Records supplied:
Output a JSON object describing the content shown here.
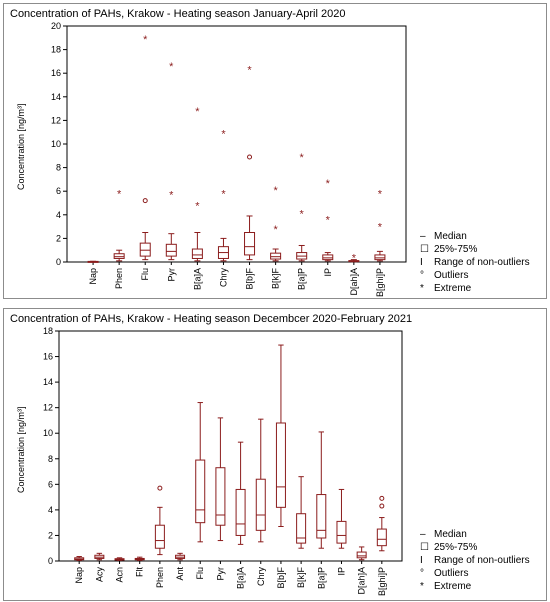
{
  "chart_data": [
    {
      "type": "boxplot",
      "title": "Concentration of PAHs, Krakow - Heating season January-April 2020",
      "ylabel": "Concentration [ng/m³]",
      "ylim": [
        0,
        20
      ],
      "yticks": [
        0,
        2,
        4,
        6,
        8,
        10,
        12,
        14,
        16,
        18,
        20
      ],
      "legend": {
        "position": "right",
        "entries": [
          {
            "symbol": "dash",
            "label": "Median"
          },
          {
            "symbol": "box",
            "label": "25%-75%"
          },
          {
            "symbol": "whisker",
            "label": "Range of non-outliers"
          },
          {
            "symbol": "circle",
            "label": "Outliers"
          },
          {
            "symbol": "star",
            "label": "Extreme"
          }
        ]
      },
      "categories": [
        "Nap",
        "Phen",
        "Flu",
        "Pyr",
        "B[a]A",
        "Chry",
        "B[b]F",
        "B[k]F",
        "B[a]P",
        "IP",
        "D[ah]A",
        "B[ghi]P"
      ],
      "series": [
        {
          "min": 0.02,
          "q1": 0.03,
          "median": 0.04,
          "q3": 0.05,
          "max": 0.06,
          "outliers": [],
          "extremes": []
        },
        {
          "min": 0.1,
          "q1": 0.3,
          "median": 0.45,
          "q3": 0.7,
          "max": 1.0,
          "outliers": [],
          "extremes": [
            5.8
          ]
        },
        {
          "min": 0.2,
          "q1": 0.5,
          "median": 1.0,
          "q3": 1.6,
          "max": 2.5,
          "outliers": [
            5.2
          ],
          "extremes": [
            18.9
          ]
        },
        {
          "min": 0.2,
          "q1": 0.5,
          "median": 0.9,
          "q3": 1.5,
          "max": 2.4,
          "outliers": [],
          "extremes": [
            5.7,
            16.6
          ]
        },
        {
          "min": 0.1,
          "q1": 0.3,
          "median": 0.6,
          "q3": 1.1,
          "max": 2.5,
          "outliers": [],
          "extremes": [
            4.8,
            12.8
          ]
        },
        {
          "min": 0.1,
          "q1": 0.3,
          "median": 0.8,
          "q3": 1.3,
          "max": 2.0,
          "outliers": [],
          "extremes": [
            5.8,
            10.9
          ]
        },
        {
          "min": 0.2,
          "q1": 0.6,
          "median": 1.3,
          "q3": 2.5,
          "max": 3.9,
          "outliers": [
            8.9
          ],
          "extremes": [
            16.3
          ]
        },
        {
          "min": 0.1,
          "q1": 0.25,
          "median": 0.45,
          "q3": 0.75,
          "max": 1.1,
          "outliers": [],
          "extremes": [
            2.8,
            6.1
          ]
        },
        {
          "min": 0.1,
          "q1": 0.25,
          "median": 0.5,
          "q3": 0.8,
          "max": 1.4,
          "outliers": [],
          "extremes": [
            4.1,
            8.9
          ]
        },
        {
          "min": 0.1,
          "q1": 0.2,
          "median": 0.35,
          "q3": 0.6,
          "max": 0.8,
          "outliers": [],
          "extremes": [
            3.6,
            6.7
          ]
        },
        {
          "min": 0.02,
          "q1": 0.05,
          "median": 0.08,
          "q3": 0.12,
          "max": 0.2,
          "outliers": [],
          "extremes": [
            0.4
          ]
        },
        {
          "min": 0.1,
          "q1": 0.2,
          "median": 0.35,
          "q3": 0.6,
          "max": 0.9,
          "outliers": [],
          "extremes": [
            3.0,
            5.8
          ]
        }
      ]
    },
    {
      "type": "boxplot",
      "title": "Concentration of PAHs, Krakow - Heating season Decembcer 2020-February 2021",
      "ylabel": "Concentration [ng/m³]",
      "ylim": [
        0,
        18
      ],
      "yticks": [
        0,
        2,
        4,
        6,
        8,
        10,
        12,
        14,
        16,
        18
      ],
      "legend": {
        "position": "right",
        "entries": [
          {
            "symbol": "dash",
            "label": "Median"
          },
          {
            "symbol": "box",
            "label": "25%-75%"
          },
          {
            "symbol": "whisker",
            "label": "Range of non-outliers"
          },
          {
            "symbol": "circle",
            "label": "Outliers"
          },
          {
            "symbol": "star",
            "label": "Extreme"
          }
        ]
      },
      "categories": [
        "Nap",
        "Acy",
        "Acn",
        "Flt",
        "Phen",
        "Ant",
        "Flu",
        "Pyr",
        "B[a]A",
        "Chry",
        "B[b]F",
        "B[k]F",
        "B[a]P",
        "IP",
        "D[ah]A",
        "B[ghi]P"
      ],
      "series": [
        {
          "min": 0.05,
          "q1": 0.1,
          "median": 0.15,
          "q3": 0.25,
          "max": 0.35,
          "outliers": [],
          "extremes": []
        },
        {
          "min": 0.1,
          "q1": 0.2,
          "median": 0.3,
          "q3": 0.45,
          "max": 0.6,
          "outliers": [],
          "extremes": []
        },
        {
          "min": 0.05,
          "q1": 0.08,
          "median": 0.12,
          "q3": 0.18,
          "max": 0.25,
          "outliers": [],
          "extremes": []
        },
        {
          "min": 0.05,
          "q1": 0.1,
          "median": 0.15,
          "q3": 0.2,
          "max": 0.3,
          "outliers": [],
          "extremes": []
        },
        {
          "min": 0.5,
          "q1": 1.0,
          "median": 1.6,
          "q3": 2.8,
          "max": 4.2,
          "outliers": [
            5.7
          ],
          "extremes": []
        },
        {
          "min": 0.1,
          "q1": 0.2,
          "median": 0.3,
          "q3": 0.45,
          "max": 0.6,
          "outliers": [],
          "extremes": []
        },
        {
          "min": 1.5,
          "q1": 3.0,
          "median": 4.0,
          "q3": 7.9,
          "max": 12.4,
          "outliers": [],
          "extremes": []
        },
        {
          "min": 1.6,
          "q1": 2.8,
          "median": 3.6,
          "q3": 7.3,
          "max": 11.2,
          "outliers": [],
          "extremes": []
        },
        {
          "min": 1.3,
          "q1": 2.0,
          "median": 2.9,
          "q3": 5.6,
          "max": 9.3,
          "outliers": [],
          "extremes": []
        },
        {
          "min": 1.5,
          "q1": 2.4,
          "median": 3.6,
          "q3": 6.4,
          "max": 11.1,
          "outliers": [],
          "extremes": []
        },
        {
          "min": 2.7,
          "q1": 4.2,
          "median": 5.8,
          "q3": 10.8,
          "max": 16.9,
          "outliers": [],
          "extremes": []
        },
        {
          "min": 1.0,
          "q1": 1.4,
          "median": 1.8,
          "q3": 3.7,
          "max": 6.6,
          "outliers": [],
          "extremes": []
        },
        {
          "min": 1.0,
          "q1": 1.8,
          "median": 2.4,
          "q3": 5.2,
          "max": 10.1,
          "outliers": [],
          "extremes": []
        },
        {
          "min": 1.0,
          "q1": 1.4,
          "median": 2.0,
          "q3": 3.1,
          "max": 5.6,
          "outliers": [],
          "extremes": []
        },
        {
          "min": 0.1,
          "q1": 0.25,
          "median": 0.4,
          "q3": 0.7,
          "max": 1.1,
          "outliers": [],
          "extremes": []
        },
        {
          "min": 0.8,
          "q1": 1.2,
          "median": 1.7,
          "q3": 2.5,
          "max": 3.4,
          "outliers": [
            4.3,
            4.9
          ],
          "extremes": []
        }
      ]
    }
  ]
}
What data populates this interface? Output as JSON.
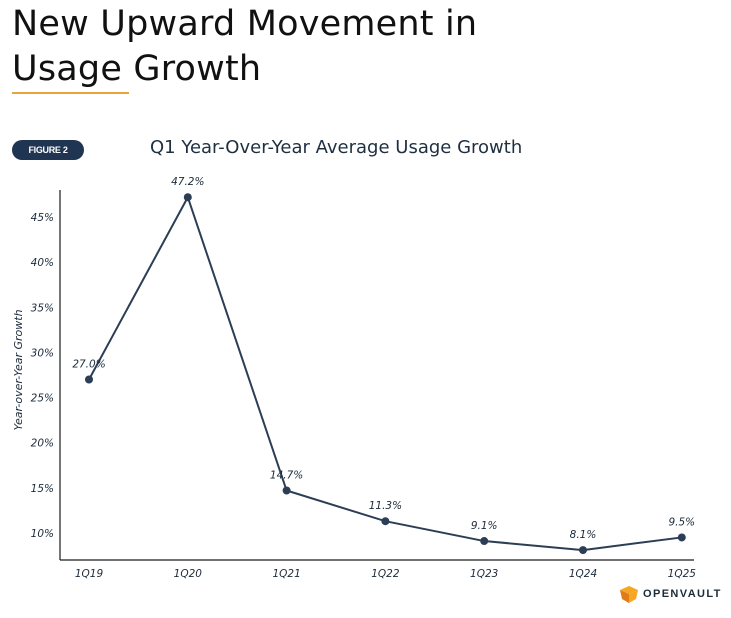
{
  "page": {
    "title_line1": "New Upward Movement in",
    "title_line2": "Usage Growth",
    "figure_badge": "FIGURE 2",
    "accent_color": "#e8a33d",
    "badge_color": "#1f3552"
  },
  "chart_data": {
    "type": "line",
    "title": "Q1 Year-Over-Year Average Usage Growth",
    "xlabel": "",
    "ylabel": "Year-over-Year Growth",
    "categories": [
      "1Q19",
      "1Q20",
      "1Q21",
      "1Q22",
      "1Q23",
      "1Q24",
      "1Q25"
    ],
    "series": [
      {
        "values": [
          27.0,
          47.2,
          14.7,
          11.3,
          9.1,
          8.1,
          9.5
        ],
        "labels": [
          "27.0%",
          "47.2%",
          "14.7%",
          "11.3%",
          "9.1%",
          "8.1%",
          "9.5%"
        ],
        "color": "#2c3e55"
      }
    ],
    "ylim": [
      7,
      48
    ],
    "yticks": [
      10,
      15,
      20,
      25,
      30,
      35,
      40,
      45
    ],
    "ytick_labels": [
      "10%",
      "15%",
      "20%",
      "25%",
      "30%",
      "35%",
      "40%",
      "45%"
    ],
    "grid": false,
    "legend": "none"
  },
  "logo": {
    "text": "OPENVAULT",
    "icon": "openvault-logo-icon",
    "colors": [
      "#f5a623",
      "#e07b18"
    ]
  }
}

What to produce:
Pick each line holding the word "Krakow" out of the data and copy it.

Solution to the problem:
      "title": "Concentration of PAHs, Krakow - Heating season January-April 2020",
      "title": "Concentration of PAHs, Krakow - Heating season Decembcer 2020-February 2021",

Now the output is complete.